Instructions to follow: For each line below that contains the string "from", copy that line.

Source records:
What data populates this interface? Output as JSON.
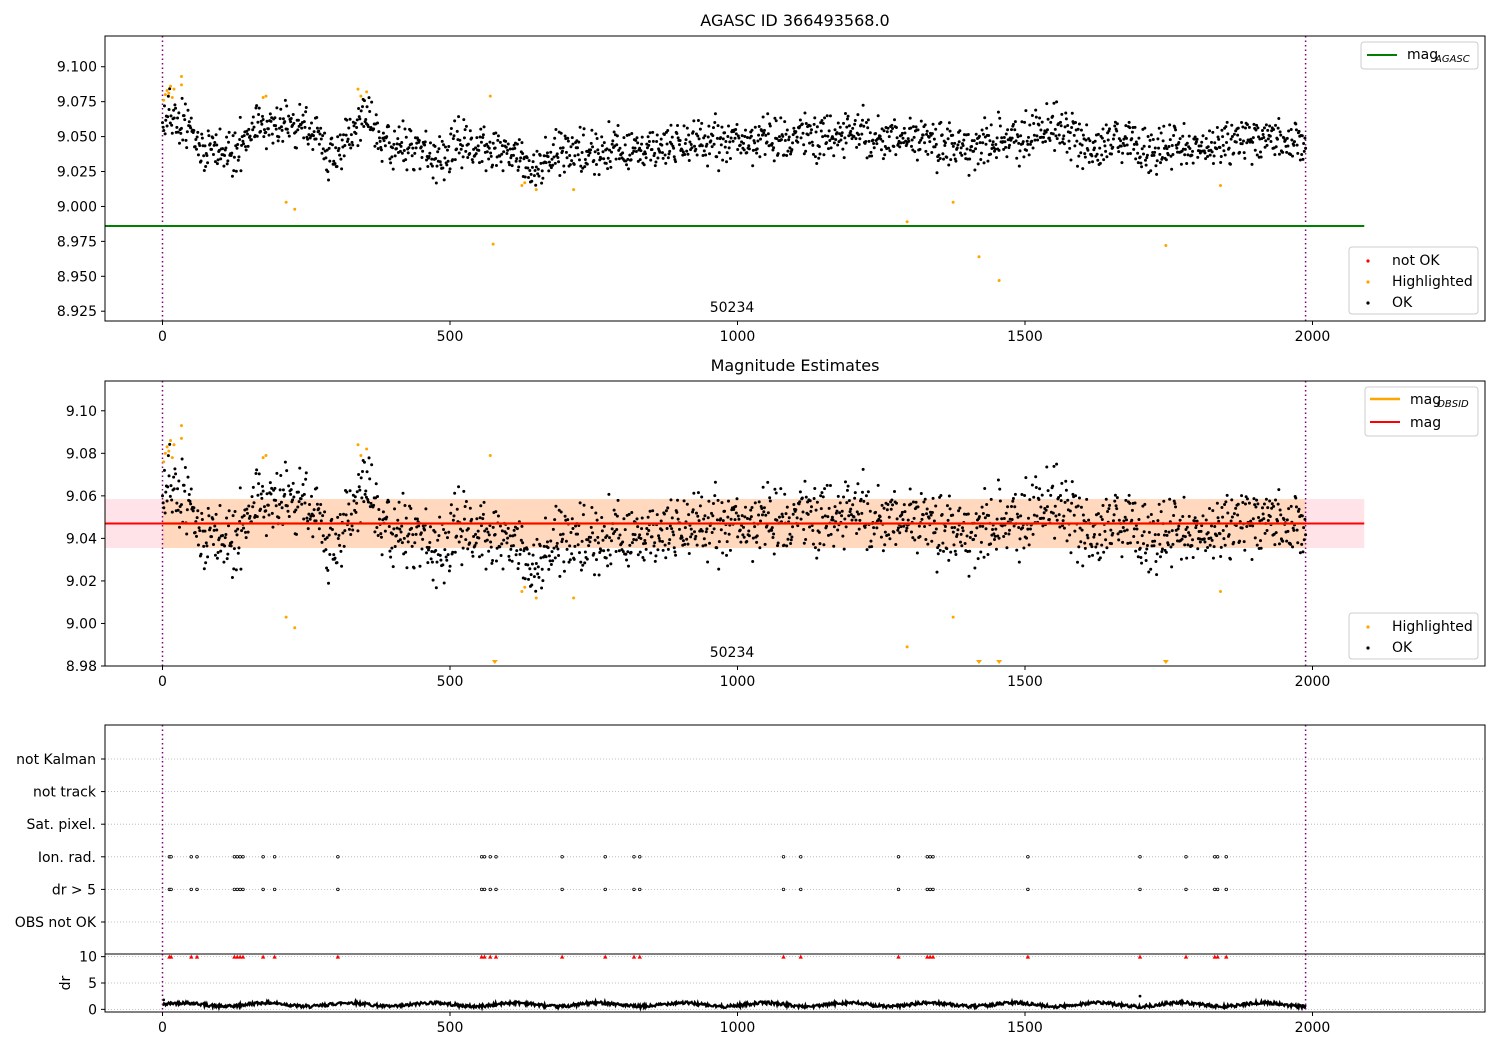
{
  "chart_data": [
    {
      "type": "scatter",
      "title": "AGASC ID 366493568.0",
      "annotation": "50234",
      "xlim": [
        -100,
        2300
      ],
      "ylim": [
        8.918,
        9.122
      ],
      "xticks": [
        0,
        500,
        1000,
        1500,
        2000
      ],
      "yticks": [
        8.925,
        8.95,
        8.975,
        9.0,
        9.025,
        9.05,
        9.075,
        9.1
      ],
      "ytick_labels": [
        "8.925",
        "8.950",
        "8.975",
        "9.000",
        "9.025",
        "9.050",
        "9.075",
        "9.100"
      ],
      "vlines": [
        0,
        1988
      ],
      "grid": false,
      "lines": [
        {
          "name": "mag_AGASC",
          "label_main": "mag",
          "label_sub": "AGASC",
          "y": 8.986,
          "x": [
            -100,
            2090
          ],
          "color": "#008000"
        }
      ],
      "series": [
        {
          "name": "not OK",
          "color": "#ff0000",
          "points": []
        },
        {
          "name": "Highlighted",
          "color": "#ffa500",
          "points": [
            [
              2,
              9.076
            ],
            [
              5,
              9.08
            ],
            [
              8,
              9.083
            ],
            [
              11,
              9.081
            ],
            [
              14,
              9.086
            ],
            [
              17,
              9.078
            ],
            [
              20,
              9.084
            ],
            [
              33,
              9.093
            ],
            [
              33,
              9.087
            ],
            [
              175,
              9.078
            ],
            [
              180,
              9.079
            ],
            [
              215,
              9.003
            ],
            [
              230,
              8.998
            ],
            [
              340,
              9.084
            ],
            [
              345,
              9.079
            ],
            [
              355,
              9.082
            ],
            [
              570,
              9.079
            ],
            [
              575,
              8.973
            ],
            [
              625,
              9.015
            ],
            [
              630,
              9.017
            ],
            [
              650,
              9.012
            ],
            [
              715,
              9.012
            ],
            [
              1295,
              8.989
            ],
            [
              1375,
              9.003
            ],
            [
              1420,
              8.964
            ],
            [
              1455,
              8.947
            ],
            [
              1745,
              8.972
            ],
            [
              1840,
              9.015
            ]
          ]
        },
        {
          "name": "OK",
          "color": "#000000",
          "generated": true,
          "x_range": [
            0,
            1988
          ],
          "count": 1750,
          "base": 9.047,
          "seed": 366493568
        }
      ],
      "legends": [
        {
          "position": "upper-right",
          "entries": [
            "mag_AGASC"
          ]
        },
        {
          "position": "lower-right",
          "entries": [
            "not OK",
            "Highlighted",
            "OK"
          ]
        }
      ]
    },
    {
      "type": "scatter",
      "title": "Magnitude Estimates",
      "annotation": "50234",
      "xlim": [
        -100,
        2300
      ],
      "ylim": [
        8.98,
        9.114
      ],
      "xticks": [
        0,
        500,
        1000,
        1500,
        2000
      ],
      "yticks": [
        8.98,
        9.0,
        9.02,
        9.04,
        9.06,
        9.08,
        9.1
      ],
      "ytick_labels": [
        "8.98",
        "9.00",
        "9.02",
        "9.04",
        "9.06",
        "9.08",
        "9.10"
      ],
      "vlines": [
        0,
        1988
      ],
      "grid": false,
      "band": {
        "y0": 9.0355,
        "y1": 9.0585,
        "x": [
          -100,
          2090
        ],
        "fill": "#ffc0cb",
        "opacity": 0.45
      },
      "band_inner": {
        "y0": 9.0355,
        "y1": 9.0585,
        "x": [
          0,
          1988
        ],
        "fill": "#ffa500",
        "opacity": 0.18
      },
      "lines": [
        {
          "name": "mag_OBSID",
          "label_main": "mag",
          "label_sub": "OBSID",
          "y": 9.047,
          "x": [
            0,
            1988
          ],
          "color": "#ffa500"
        },
        {
          "name": "mag",
          "label_main": "mag",
          "label_sub": "",
          "y": 9.047,
          "x": [
            -100,
            2090
          ],
          "color": "#ff0000"
        }
      ],
      "series": [
        {
          "name": "Highlighted",
          "color": "#ffa500",
          "points": [
            [
              2,
              9.076
            ],
            [
              5,
              9.08
            ],
            [
              8,
              9.083
            ],
            [
              11,
              9.081
            ],
            [
              14,
              9.086
            ],
            [
              17,
              9.078
            ],
            [
              20,
              9.084
            ],
            [
              33,
              9.093
            ],
            [
              33,
              9.087
            ],
            [
              175,
              9.078
            ],
            [
              180,
              9.079
            ],
            [
              215,
              9.003
            ],
            [
              230,
              8.998
            ],
            [
              340,
              9.084
            ],
            [
              345,
              9.079
            ],
            [
              355,
              9.082
            ],
            [
              570,
              9.079
            ],
            [
              625,
              9.015
            ],
            [
              630,
              9.017
            ],
            [
              650,
              9.012
            ],
            [
              715,
              9.012
            ],
            [
              1295,
              8.989
            ],
            [
              1375,
              9.003
            ],
            [
              1840,
              9.015
            ]
          ]
        },
        {
          "name": "OK",
          "color": "#000000",
          "generated": true,
          "x_range": [
            0,
            1988
          ],
          "count": 1750,
          "base": 9.047,
          "seed": 366493568
        }
      ],
      "clipped_markers": {
        "color": "#ffa500",
        "x": [
          578,
          1420,
          1455,
          1745
        ],
        "y": 8.98
      },
      "legends": [
        {
          "position": "upper-right",
          "entries": [
            "mag_OBSID",
            "mag"
          ]
        },
        {
          "position": "lower-right",
          "entries": [
            "Highlighted",
            "OK"
          ]
        }
      ]
    },
    {
      "type": "scatter",
      "title": "",
      "xlim": [
        -100,
        2300
      ],
      "xticks": [
        0,
        500,
        1000,
        1500,
        2000
      ],
      "vlines": [
        0,
        1988
      ],
      "categories": [
        "not Kalman",
        "not track",
        "Sat. pixel.",
        "Ion. rad.",
        "dr > 5",
        "OBS not OK"
      ],
      "flag_points": {
        "Ion. rad.": [
          12,
          15,
          50,
          60,
          125,
          130,
          135,
          140,
          175,
          195,
          305,
          555,
          560,
          570,
          580,
          695,
          770,
          820,
          830,
          1080,
          1110,
          1280,
          1330,
          1335,
          1340,
          1505,
          1700,
          1780,
          1830,
          1835,
          1850
        ],
        "dr > 5": [
          12,
          15,
          50,
          60,
          125,
          130,
          135,
          140,
          175,
          195,
          305,
          555,
          560,
          570,
          580,
          695,
          770,
          820,
          830,
          1080,
          1110,
          1280,
          1330,
          1335,
          1340,
          1505,
          1700,
          1780,
          1830,
          1835,
          1850
        ]
      },
      "grid": true
    },
    {
      "type": "line",
      "title": "",
      "ylabel": "dr",
      "xlim": [
        -100,
        2300
      ],
      "ylim": [
        -0.5,
        10.5
      ],
      "xticks": [
        0,
        500,
        1000,
        1500,
        2000
      ],
      "yticks": [
        0,
        5,
        10
      ],
      "ytick_labels": [
        "0",
        "5",
        "10"
      ],
      "vlines": [
        0,
        1988
      ],
      "dr_generated": {
        "x_range": [
          0,
          1988
        ],
        "count": 1500,
        "base": 0.9,
        "seed": 42
      },
      "dr_spikes": [
        [
          2,
          1.8
        ],
        [
          1700,
          2.5
        ]
      ],
      "high_dr_markers": {
        "y": 10,
        "color": "#ff0000",
        "x": [
          12,
          15,
          50,
          60,
          125,
          130,
          135,
          140,
          175,
          195,
          305,
          555,
          560,
          570,
          580,
          695,
          770,
          820,
          830,
          1080,
          1110,
          1280,
          1330,
          1335,
          1340,
          1505,
          1700,
          1780,
          1830,
          1835,
          1850
        ]
      },
      "grid": true
    }
  ]
}
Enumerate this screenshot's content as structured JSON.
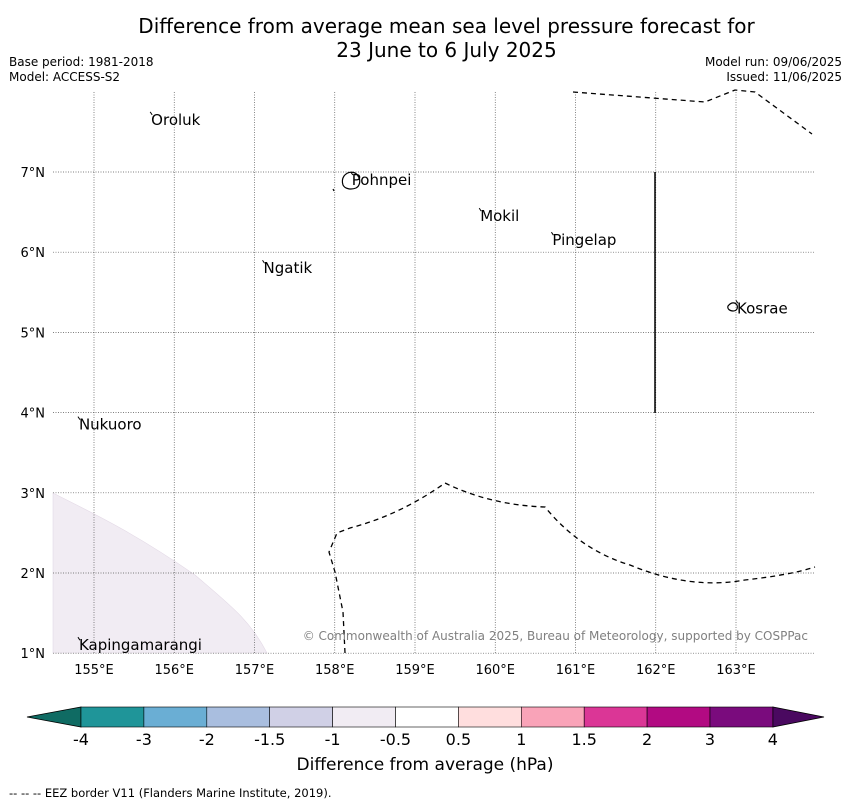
{
  "header": {
    "title_line1": "Difference from average mean sea level pressure forecast for",
    "title_line2": "23 June to 6 July 2025",
    "base_period": "Base period: 1981-2018",
    "model": "Model: ACCESS-S2",
    "model_run": "Model run: 09/06/2025",
    "issued": "Issued: 11/06/2025"
  },
  "map": {
    "lon_ticks": [
      "155°E",
      "156°E",
      "157°E",
      "158°E",
      "159°E",
      "160°E",
      "161°E",
      "162°E",
      "163°E"
    ],
    "lat_ticks": [
      "7°N",
      "6°N",
      "5°N",
      "4°N",
      "3°N",
      "2°N",
      "1°N"
    ],
    "places": [
      {
        "name": "Oroluk",
        "lon": 155.7,
        "lat": 7.65
      },
      {
        "name": "Pohnpei",
        "lon": 158.2,
        "lat": 6.9
      },
      {
        "name": "Mokil",
        "lon": 159.8,
        "lat": 6.45
      },
      {
        "name": "Pingelap",
        "lon": 160.7,
        "lat": 6.15
      },
      {
        "name": "Ngatik",
        "lon": 157.1,
        "lat": 5.8
      },
      {
        "name": "Kosrae",
        "lon": 163.0,
        "lat": 5.3
      },
      {
        "name": "Nukuoro",
        "lon": 154.8,
        "lat": 3.85
      },
      {
        "name": "Kapingamarangi",
        "lon": 154.8,
        "lat": 1.1
      }
    ],
    "copyright": "© Commonwealth of Australia 2025, Bureau of Meteorology, supported by COSPPac",
    "shaded_region_color": "#f1ecf3"
  },
  "colorbar": {
    "labels": [
      "-4",
      "-3",
      "-2",
      "-1.5",
      "-1",
      "-0.5",
      "0.5",
      "1",
      "1.5",
      "2",
      "3",
      "4"
    ],
    "colors": [
      "#0f6b63",
      "#1f9599",
      "#6aaed4",
      "#a9bedf",
      "#d0d0e6",
      "#f1ecf3",
      "#ffffff",
      "#ffdede",
      "#f9a3b8",
      "#db3696",
      "#b20a82",
      "#7a0b7d",
      "#4a0960"
    ],
    "title": "Difference from average (hPa)"
  },
  "footer": {
    "eez_note": "--  --  -- EEZ border V11 (Flanders Marine Institute, 2019)."
  }
}
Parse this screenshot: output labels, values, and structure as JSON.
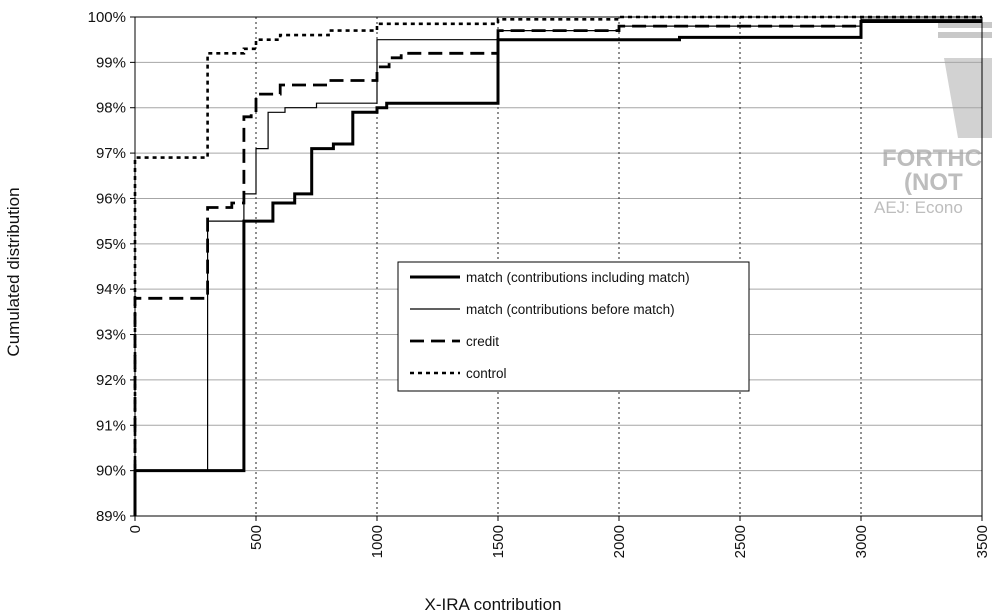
{
  "chart_data": {
    "type": "line",
    "title": "",
    "xlabel": "X-IRA contribution",
    "ylabel": "Cumulated distribution",
    "xlim": [
      0,
      3500
    ],
    "ylim": [
      89,
      100
    ],
    "x_ticks": [
      0,
      500,
      1000,
      1500,
      2000,
      2500,
      3000,
      3500
    ],
    "y_ticks": [
      89,
      90,
      91,
      92,
      93,
      94,
      95,
      96,
      97,
      98,
      99,
      100
    ],
    "x_tick_labels": [
      "0",
      "500",
      "1000",
      "1500",
      "2000",
      "2500",
      "3000",
      "3500"
    ],
    "y_tick_labels": [
      "89%",
      "90%",
      "91%",
      "92%",
      "93%",
      "94%",
      "95%",
      "96%",
      "97%",
      "98%",
      "99%",
      "100%"
    ],
    "grid": {
      "horizontal": "solid",
      "vertical": "dotted"
    },
    "legend_position": "center",
    "series": [
      {
        "name": "match (contributions including match)",
        "style": "thick-solid",
        "color": "#000000",
        "step": true,
        "points": [
          [
            0,
            89
          ],
          [
            0,
            90
          ],
          [
            450,
            90
          ],
          [
            450,
            95.5
          ],
          [
            570,
            95.5
          ],
          [
            570,
            95.9
          ],
          [
            660,
            95.9
          ],
          [
            660,
            96.1
          ],
          [
            730,
            96.1
          ],
          [
            730,
            97.1
          ],
          [
            820,
            97.1
          ],
          [
            820,
            97.2
          ],
          [
            900,
            97.2
          ],
          [
            900,
            97.9
          ],
          [
            1000,
            97.9
          ],
          [
            1000,
            98
          ],
          [
            1040,
            98
          ],
          [
            1040,
            98.1
          ],
          [
            1500,
            98.1
          ],
          [
            1500,
            99.5
          ],
          [
            2000,
            99.5
          ],
          [
            2000,
            99.5
          ],
          [
            2250,
            99.5
          ],
          [
            2250,
            99.55
          ],
          [
            3000,
            99.55
          ],
          [
            3000,
            99.9
          ],
          [
            3500,
            99.9
          ]
        ]
      },
      {
        "name": "match (contributions before match)",
        "style": "thin-solid",
        "color": "#000000",
        "step": true,
        "points": [
          [
            0,
            89
          ],
          [
            0,
            90
          ],
          [
            300,
            90
          ],
          [
            300,
            95.5
          ],
          [
            450,
            95.5
          ],
          [
            450,
            96.1
          ],
          [
            500,
            96.1
          ],
          [
            500,
            97.1
          ],
          [
            550,
            97.1
          ],
          [
            550,
            97.9
          ],
          [
            620,
            97.9
          ],
          [
            620,
            98
          ],
          [
            750,
            98
          ],
          [
            750,
            98.1
          ],
          [
            1000,
            98.1
          ],
          [
            1000,
            99.5
          ],
          [
            1500,
            99.5
          ],
          [
            1500,
            99.7
          ],
          [
            2000,
            99.7
          ],
          [
            2000,
            99.8
          ],
          [
            3000,
            99.8
          ],
          [
            3000,
            99.95
          ],
          [
            3500,
            99.95
          ]
        ]
      },
      {
        "name": "credit",
        "style": "dashed",
        "color": "#000000",
        "step": true,
        "points": [
          [
            0,
            89
          ],
          [
            0,
            93.8
          ],
          [
            300,
            93.8
          ],
          [
            300,
            95.8
          ],
          [
            400,
            95.8
          ],
          [
            400,
            95.9
          ],
          [
            450,
            95.9
          ],
          [
            450,
            97.8
          ],
          [
            480,
            97.8
          ],
          [
            480,
            97.9
          ],
          [
            500,
            97.9
          ],
          [
            500,
            98.3
          ],
          [
            600,
            98.3
          ],
          [
            600,
            98.5
          ],
          [
            800,
            98.5
          ],
          [
            800,
            98.6
          ],
          [
            1000,
            98.6
          ],
          [
            1000,
            98.9
          ],
          [
            1050,
            98.9
          ],
          [
            1050,
            99.1
          ],
          [
            1100,
            99.1
          ],
          [
            1100,
            99.2
          ],
          [
            1500,
            99.2
          ],
          [
            1500,
            99.7
          ],
          [
            2000,
            99.7
          ],
          [
            2000,
            99.8
          ],
          [
            3000,
            99.8
          ],
          [
            3000,
            99.9
          ],
          [
            3500,
            99.9
          ]
        ]
      },
      {
        "name": "control",
        "style": "dotted",
        "color": "#000000",
        "step": true,
        "points": [
          [
            0,
            89
          ],
          [
            0,
            96.9
          ],
          [
            300,
            96.9
          ],
          [
            300,
            99.2
          ],
          [
            450,
            99.2
          ],
          [
            450,
            99.3
          ],
          [
            500,
            99.3
          ],
          [
            500,
            99.5
          ],
          [
            600,
            99.5
          ],
          [
            600,
            99.6
          ],
          [
            800,
            99.6
          ],
          [
            800,
            99.7
          ],
          [
            1000,
            99.7
          ],
          [
            1000,
            99.85
          ],
          [
            1500,
            99.85
          ],
          [
            1500,
            99.95
          ],
          [
            2000,
            99.95
          ],
          [
            2000,
            100
          ],
          [
            3500,
            100
          ]
        ]
      }
    ]
  },
  "watermark": {
    "line1": "FORTHC",
    "line2": "(NOT",
    "line3": "AEJ: Econo"
  }
}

Answer to the task:
    "title_line1": "Difference from average mean sea level pressure forecast for",
    "title": "Difference from average (hPa)"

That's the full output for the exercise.